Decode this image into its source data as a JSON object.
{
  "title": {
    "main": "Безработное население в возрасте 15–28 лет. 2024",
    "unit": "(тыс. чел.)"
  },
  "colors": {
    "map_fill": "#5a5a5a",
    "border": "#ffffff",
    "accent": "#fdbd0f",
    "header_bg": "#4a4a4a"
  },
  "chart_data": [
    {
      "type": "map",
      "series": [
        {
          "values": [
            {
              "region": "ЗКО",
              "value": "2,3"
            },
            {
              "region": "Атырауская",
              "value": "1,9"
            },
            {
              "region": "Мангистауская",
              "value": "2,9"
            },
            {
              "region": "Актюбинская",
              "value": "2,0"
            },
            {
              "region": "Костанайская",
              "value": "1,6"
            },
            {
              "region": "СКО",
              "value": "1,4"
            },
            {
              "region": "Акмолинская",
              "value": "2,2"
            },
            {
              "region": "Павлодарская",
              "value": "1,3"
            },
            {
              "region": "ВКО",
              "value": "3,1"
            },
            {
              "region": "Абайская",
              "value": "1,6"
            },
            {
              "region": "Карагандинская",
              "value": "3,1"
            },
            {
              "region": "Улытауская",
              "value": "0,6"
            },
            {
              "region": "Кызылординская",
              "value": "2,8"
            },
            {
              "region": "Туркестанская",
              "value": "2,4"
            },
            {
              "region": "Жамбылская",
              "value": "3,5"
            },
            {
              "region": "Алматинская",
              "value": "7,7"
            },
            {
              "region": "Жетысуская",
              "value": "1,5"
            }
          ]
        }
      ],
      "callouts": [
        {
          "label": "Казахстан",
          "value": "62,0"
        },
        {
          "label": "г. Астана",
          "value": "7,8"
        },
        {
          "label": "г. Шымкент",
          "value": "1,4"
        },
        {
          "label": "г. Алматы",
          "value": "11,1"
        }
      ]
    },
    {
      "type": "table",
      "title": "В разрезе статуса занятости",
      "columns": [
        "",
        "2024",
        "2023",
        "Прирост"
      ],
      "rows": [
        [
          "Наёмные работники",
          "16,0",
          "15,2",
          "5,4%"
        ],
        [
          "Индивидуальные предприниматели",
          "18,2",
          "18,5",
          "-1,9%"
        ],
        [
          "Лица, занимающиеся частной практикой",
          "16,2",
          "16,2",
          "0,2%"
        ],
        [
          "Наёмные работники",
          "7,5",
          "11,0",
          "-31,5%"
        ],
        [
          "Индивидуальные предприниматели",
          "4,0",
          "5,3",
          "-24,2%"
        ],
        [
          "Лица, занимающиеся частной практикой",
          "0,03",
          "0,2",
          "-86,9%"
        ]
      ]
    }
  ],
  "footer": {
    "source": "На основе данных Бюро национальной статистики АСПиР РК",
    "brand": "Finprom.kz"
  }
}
* * *
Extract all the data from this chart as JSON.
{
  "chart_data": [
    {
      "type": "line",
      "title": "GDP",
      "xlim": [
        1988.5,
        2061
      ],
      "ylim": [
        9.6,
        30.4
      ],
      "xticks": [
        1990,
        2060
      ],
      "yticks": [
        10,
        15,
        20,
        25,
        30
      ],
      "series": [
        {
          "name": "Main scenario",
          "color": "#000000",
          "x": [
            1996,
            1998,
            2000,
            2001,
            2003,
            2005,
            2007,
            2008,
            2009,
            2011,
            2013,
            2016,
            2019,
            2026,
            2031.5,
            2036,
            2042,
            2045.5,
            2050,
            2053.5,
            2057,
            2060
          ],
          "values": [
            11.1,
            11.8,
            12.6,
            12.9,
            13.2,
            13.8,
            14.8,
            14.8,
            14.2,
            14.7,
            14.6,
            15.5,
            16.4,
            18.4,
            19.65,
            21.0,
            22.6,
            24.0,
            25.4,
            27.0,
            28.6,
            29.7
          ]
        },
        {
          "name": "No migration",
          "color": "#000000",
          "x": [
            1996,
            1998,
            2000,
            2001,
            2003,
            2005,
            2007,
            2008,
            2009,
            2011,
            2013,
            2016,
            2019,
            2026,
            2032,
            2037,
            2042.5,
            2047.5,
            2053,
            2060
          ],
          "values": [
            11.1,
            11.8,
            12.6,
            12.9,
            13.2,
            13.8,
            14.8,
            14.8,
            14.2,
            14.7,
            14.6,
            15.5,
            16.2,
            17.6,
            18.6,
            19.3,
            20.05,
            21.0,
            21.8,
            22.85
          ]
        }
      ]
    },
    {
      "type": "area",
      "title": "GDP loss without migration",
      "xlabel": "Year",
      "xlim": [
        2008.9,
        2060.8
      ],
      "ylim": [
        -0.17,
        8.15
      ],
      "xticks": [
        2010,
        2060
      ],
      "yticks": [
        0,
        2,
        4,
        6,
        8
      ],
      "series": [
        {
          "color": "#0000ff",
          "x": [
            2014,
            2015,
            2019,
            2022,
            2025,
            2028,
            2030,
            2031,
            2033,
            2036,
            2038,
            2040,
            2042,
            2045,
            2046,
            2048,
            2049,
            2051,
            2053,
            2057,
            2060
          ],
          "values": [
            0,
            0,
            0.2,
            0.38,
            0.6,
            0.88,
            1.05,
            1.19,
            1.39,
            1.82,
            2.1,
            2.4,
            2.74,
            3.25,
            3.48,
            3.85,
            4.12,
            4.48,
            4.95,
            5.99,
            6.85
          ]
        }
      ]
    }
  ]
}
* * *
Filter the listing above for the string "source" and copy every matching line.

**FULL RESPONSE**
Decode this image into its source data as a JSON object.
    "source": "На основе данных Бюро национальной статистики АСПиР РК",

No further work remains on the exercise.